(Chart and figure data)
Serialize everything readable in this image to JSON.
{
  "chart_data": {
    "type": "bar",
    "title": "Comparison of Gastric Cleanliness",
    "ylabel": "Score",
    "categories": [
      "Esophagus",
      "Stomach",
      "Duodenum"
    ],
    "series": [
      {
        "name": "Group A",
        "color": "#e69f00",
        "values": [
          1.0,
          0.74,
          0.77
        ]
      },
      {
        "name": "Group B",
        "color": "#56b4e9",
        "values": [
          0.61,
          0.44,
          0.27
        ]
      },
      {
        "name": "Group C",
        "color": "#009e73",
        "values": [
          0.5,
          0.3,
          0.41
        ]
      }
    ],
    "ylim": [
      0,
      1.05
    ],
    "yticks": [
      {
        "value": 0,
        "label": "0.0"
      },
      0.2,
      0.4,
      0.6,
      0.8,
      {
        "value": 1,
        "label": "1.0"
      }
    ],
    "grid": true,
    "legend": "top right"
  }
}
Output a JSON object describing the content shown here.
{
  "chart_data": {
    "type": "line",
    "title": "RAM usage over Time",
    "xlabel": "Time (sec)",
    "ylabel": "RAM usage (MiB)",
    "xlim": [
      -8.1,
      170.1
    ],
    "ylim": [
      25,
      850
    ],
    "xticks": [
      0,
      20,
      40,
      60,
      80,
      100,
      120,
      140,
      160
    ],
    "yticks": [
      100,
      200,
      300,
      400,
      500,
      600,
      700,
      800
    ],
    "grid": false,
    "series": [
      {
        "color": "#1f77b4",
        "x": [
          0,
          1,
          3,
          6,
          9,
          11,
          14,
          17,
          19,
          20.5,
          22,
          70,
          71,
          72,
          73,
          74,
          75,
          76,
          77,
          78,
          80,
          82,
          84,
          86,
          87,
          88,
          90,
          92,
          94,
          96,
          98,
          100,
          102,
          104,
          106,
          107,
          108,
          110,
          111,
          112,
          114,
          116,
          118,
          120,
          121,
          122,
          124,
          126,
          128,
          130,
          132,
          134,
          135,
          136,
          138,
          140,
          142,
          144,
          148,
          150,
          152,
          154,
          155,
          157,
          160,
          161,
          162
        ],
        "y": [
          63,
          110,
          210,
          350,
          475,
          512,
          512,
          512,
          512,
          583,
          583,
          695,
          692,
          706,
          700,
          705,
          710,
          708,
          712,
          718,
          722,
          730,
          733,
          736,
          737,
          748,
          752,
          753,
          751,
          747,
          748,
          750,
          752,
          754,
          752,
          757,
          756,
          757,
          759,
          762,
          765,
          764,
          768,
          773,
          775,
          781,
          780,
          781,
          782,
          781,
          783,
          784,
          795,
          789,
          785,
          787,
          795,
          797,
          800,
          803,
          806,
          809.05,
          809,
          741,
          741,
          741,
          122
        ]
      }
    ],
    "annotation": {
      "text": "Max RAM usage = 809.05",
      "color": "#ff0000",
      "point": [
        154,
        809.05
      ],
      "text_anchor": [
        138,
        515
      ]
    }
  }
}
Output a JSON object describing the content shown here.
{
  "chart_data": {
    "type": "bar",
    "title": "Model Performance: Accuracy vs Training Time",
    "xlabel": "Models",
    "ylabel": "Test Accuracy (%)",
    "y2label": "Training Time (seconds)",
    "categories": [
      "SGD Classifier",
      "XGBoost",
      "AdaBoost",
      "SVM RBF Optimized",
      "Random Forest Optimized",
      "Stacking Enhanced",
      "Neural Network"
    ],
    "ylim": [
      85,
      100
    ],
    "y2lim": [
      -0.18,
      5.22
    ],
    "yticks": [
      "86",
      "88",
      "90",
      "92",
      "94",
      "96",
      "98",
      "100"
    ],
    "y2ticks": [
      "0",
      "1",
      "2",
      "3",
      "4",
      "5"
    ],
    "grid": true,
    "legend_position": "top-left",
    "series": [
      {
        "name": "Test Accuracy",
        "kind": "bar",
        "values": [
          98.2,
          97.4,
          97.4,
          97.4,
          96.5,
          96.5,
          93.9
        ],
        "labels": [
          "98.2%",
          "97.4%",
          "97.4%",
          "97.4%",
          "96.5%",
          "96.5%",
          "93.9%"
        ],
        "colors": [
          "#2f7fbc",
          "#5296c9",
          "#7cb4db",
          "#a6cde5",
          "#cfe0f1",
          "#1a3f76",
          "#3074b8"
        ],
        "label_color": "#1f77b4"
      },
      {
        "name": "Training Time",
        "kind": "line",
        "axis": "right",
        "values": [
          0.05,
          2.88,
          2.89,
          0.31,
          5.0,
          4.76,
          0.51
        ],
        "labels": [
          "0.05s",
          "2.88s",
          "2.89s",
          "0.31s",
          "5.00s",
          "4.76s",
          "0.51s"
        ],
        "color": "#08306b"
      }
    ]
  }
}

→ **STATED EXERCISE**
Restate all of the entries exactly, please.

→ **TASK RESULT**
Serialize everything readable in this image to JSON.
{
  "chart_data": {
    "type": "bar",
    "title": "Comparison of Gastric Cleanliness",
    "ylabel": "Score",
    "categories": [
      "Esophagus",
      "Stomach",
      "Duodenum"
    ],
    "series": [
      {
        "name": "Group A",
        "color": "#e69f00",
        "values": [
          1.0,
          0.74,
          0.77
        ]
      },
      {
        "name": "Group B",
        "color": "#56b4e9",
        "values": [
          0.61,
          0.44,
          0.27
        ]
      },
      {
        "name": "Group C",
        "color": "#009e73",
        "values": [
          0.5,
          0.3,
          0.41
        ]
      }
    ],
    "ylim": [
      0,
      1.05
    ],
    "yticks": [
      {
        "value": 0,
        "label": "0.0"
      },
      0.2,
      0.4,
      0.6,
      0.8,
      {
        "value": 1,
        "label": "1.0"
      }
    ],
    "grid": true,
    "legend": "top right"
  }
}
Output a JSON object describing the content shown here.
{
  "chart_data": {
    "type": "line",
    "title": "RAM usage over Time",
    "xlabel": "Time (sec)",
    "ylabel": "RAM usage (MiB)",
    "xlim": [
      -8.1,
      170.1
    ],
    "ylim": [
      25,
      850
    ],
    "xticks": [
      0,
      20,
      40,
      60,
      80,
      100,
      120,
      140,
      160
    ],
    "yticks": [
      100,
      200,
      300,
      400,
      500,
      600,
      700,
      800
    ],
    "grid": false,
    "series": [
      {
        "color": "#1f77b4",
        "x": [
          0,
          1,
          3,
          6,
          9,
          11,
          14,
          17,
          19,
          20.5,
          22,
          70,
          71,
          72,
          73,
          74,
          75,
          76,
          77,
          78,
          80,
          82,
          84,
          86,
          87,
          88,
          90,
          92,
          94,
          96,
          98,
          100,
          102,
          104,
          106,
          107,
          108,
          110,
          111,
          112,
          114,
          116,
          118,
          120,
          121,
          122,
          124,
          126,
          128,
          130,
          132,
          134,
          135,
          136,
          138,
          140,
          142,
          144,
          148,
          150,
          152,
          154,
          155,
          157,
          160,
          161,
          162
        ],
        "y": [
          63,
          110,
          210,
          350,
          475,
          512,
          512,
          512,
          512,
          583,
          583,
          695,
          692,
          706,
          700,
          705,
          710,
          708,
          712,
          718,
          722,
          730,
          733,
          736,
          737,
          748,
          752,
          753,
          751,
          747,
          748,
          750,
          752,
          754,
          752,
          757,
          756,
          757,
          759,
          762,
          765,
          764,
          768,
          773,
          775,
          781,
          780,
          781,
          782,
          781,
          783,
          784,
          795,
          789,
          785,
          787,
          795,
          797,
          800,
          803,
          806,
          809.05,
          809,
          741,
          741,
          741,
          122
        ]
      }
    ],
    "annotation": {
      "text": "Max RAM usage = 809.05",
      "color": "#ff0000",
      "point": [
        154,
        809.05
      ],
      "text_anchor": [
        138,
        515
      ]
    }
  }
}
Output a JSON object describing the content shown here.
{
  "chart_data": {
    "type": "bar",
    "title": "Model Performance: Accuracy vs Training Time",
    "xlabel": "Models",
    "ylabel": "Test Accuracy (%)",
    "y2label": "Training Time (seconds)",
    "categories": [
      "SGD Classifier",
      "XGBoost",
      "AdaBoost",
      "SVM RBF Optimized",
      "Random Forest Optimized",
      "Stacking Enhanced",
      "Neural Network"
    ],
    "ylim": [
      85,
      100
    ],
    "y2lim": [
      -0.18,
      5.22
    ],
    "yticks": [
      "86",
      "88",
      "90",
      "92",
      "94",
      "96",
      "98",
      "100"
    ],
    "y2ticks": [
      "0",
      "1",
      "2",
      "3",
      "4",
      "5"
    ],
    "grid": true,
    "legend_position": "top-left",
    "series": [
      {
        "name": "Test Accuracy",
        "kind": "bar",
        "values": [
          98.2,
          97.4,
          97.4,
          97.4,
          96.5,
          96.5,
          93.9
        ],
        "labels": [
          "98.2%",
          "97.4%",
          "97.4%",
          "97.4%",
          "96.5%",
          "96.5%",
          "93.9%"
        ],
        "colors": [
          "#2f7fbc",
          "#5296c9",
          "#7cb4db",
          "#a6cde5",
          "#cfe0f1",
          "#1a3f76",
          "#3074b8"
        ],
        "label_color": "#1f77b4"
      },
      {
        "name": "Training Time",
        "kind": "line",
        "axis": "right",
        "values": [
          0.05,
          2.88,
          2.89,
          0.31,
          5.0,
          4.76,
          0.51
        ],
        "labels": [
          "0.05s",
          "2.88s",
          "2.89s",
          "0.31s",
          "5.00s",
          "4.76s",
          "0.51s"
        ],
        "color": "#08306b"
      }
    ]
  }
}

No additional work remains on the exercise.